> **Task to carry out**:
The line containing "Transcribe the text in this document." and every line after it, through the last, are to be extracted exactly; no other lines belong in the answer.

[Rows from a dataset]
┌──

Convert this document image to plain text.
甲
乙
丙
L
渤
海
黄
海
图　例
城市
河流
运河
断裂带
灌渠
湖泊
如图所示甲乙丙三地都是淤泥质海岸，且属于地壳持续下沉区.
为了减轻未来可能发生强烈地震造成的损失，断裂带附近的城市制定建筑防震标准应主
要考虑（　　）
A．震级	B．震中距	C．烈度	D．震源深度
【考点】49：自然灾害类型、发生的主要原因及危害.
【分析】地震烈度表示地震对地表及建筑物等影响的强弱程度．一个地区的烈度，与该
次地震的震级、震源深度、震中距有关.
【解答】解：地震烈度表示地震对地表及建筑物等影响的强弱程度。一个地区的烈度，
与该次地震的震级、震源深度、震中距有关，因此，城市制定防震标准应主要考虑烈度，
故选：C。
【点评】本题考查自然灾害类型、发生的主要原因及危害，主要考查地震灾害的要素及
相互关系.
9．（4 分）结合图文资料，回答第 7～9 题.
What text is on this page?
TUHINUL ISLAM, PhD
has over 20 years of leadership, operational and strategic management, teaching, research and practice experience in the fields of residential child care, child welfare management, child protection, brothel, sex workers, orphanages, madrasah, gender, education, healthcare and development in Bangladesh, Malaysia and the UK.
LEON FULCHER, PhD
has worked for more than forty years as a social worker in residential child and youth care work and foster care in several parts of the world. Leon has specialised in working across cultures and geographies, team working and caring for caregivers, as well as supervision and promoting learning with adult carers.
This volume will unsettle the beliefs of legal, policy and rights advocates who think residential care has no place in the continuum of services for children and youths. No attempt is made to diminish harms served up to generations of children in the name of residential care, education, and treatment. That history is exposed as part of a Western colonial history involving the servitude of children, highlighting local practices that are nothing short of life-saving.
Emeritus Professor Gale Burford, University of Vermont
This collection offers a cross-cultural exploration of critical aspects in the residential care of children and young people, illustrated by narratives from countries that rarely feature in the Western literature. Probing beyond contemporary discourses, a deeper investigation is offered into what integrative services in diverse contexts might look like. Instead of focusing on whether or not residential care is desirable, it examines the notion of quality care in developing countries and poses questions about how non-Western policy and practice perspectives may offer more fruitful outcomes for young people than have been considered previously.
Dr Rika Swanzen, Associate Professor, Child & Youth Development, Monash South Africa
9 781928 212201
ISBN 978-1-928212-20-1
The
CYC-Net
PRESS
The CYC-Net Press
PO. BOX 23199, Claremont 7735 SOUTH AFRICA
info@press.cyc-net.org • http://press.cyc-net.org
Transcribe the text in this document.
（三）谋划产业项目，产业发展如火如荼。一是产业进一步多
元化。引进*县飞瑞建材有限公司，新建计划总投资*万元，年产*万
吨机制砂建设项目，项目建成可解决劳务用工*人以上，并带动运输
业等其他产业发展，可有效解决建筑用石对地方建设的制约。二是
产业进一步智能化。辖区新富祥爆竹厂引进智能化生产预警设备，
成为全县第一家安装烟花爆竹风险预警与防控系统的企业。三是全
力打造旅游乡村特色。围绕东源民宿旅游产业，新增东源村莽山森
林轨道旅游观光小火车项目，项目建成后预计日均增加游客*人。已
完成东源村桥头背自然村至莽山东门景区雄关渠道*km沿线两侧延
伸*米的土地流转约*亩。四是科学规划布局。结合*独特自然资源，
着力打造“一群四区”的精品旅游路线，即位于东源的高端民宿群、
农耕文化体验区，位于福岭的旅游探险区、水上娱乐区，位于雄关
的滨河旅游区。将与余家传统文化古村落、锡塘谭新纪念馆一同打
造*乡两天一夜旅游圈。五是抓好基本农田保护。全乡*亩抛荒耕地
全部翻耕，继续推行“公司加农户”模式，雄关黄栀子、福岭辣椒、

└──

> **Exercise result**:
Transcribe the text in this document.
（三）谋划产业项目，产业发展如火如荼。一是产业进一步多
元化。引进*县飞瑞建材有限公司，新建计划总投资*万元，年产*万
吨机制砂建设项目，项目建成可解决劳务用工*人以上，并带动运输
业等其他产业发展，可有效解决建筑用石对地方建设的制约。二是
产业进一步智能化。辖区新富祥爆竹厂引进智能化生产预警设备，
成为全县第一家安装烟花爆竹风险预警与防控系统的企业。三是全
力打造旅游乡村特色。围绕东源民宿旅游产业，新增东源村莽山森
林轨道旅游观光小火车项目，项目建成后预计日均增加游客*人。已
完成东源村桥头背自然村至莽山东门景区雄关渠道*km沿线两侧延
伸*米的土地流转约*亩。四是科学规划布局。结合*独特自然资源，
着力打造“一群四区”的精品旅游路线，即位于东源的高端民宿群、
农耕文化体验区，位于福岭的旅游探险区、水上娱乐区，位于雄关
的滨河旅游区。将与余家传统文化古村落、锡塘谭新纪念馆一同打
造*乡两天一夜旅游圈。五是抓好基本农田保护。全乡*亩抛荒耕地
全部翻耕，继续推行“公司加农户”模式，雄关黄栀子、福岭辣椒、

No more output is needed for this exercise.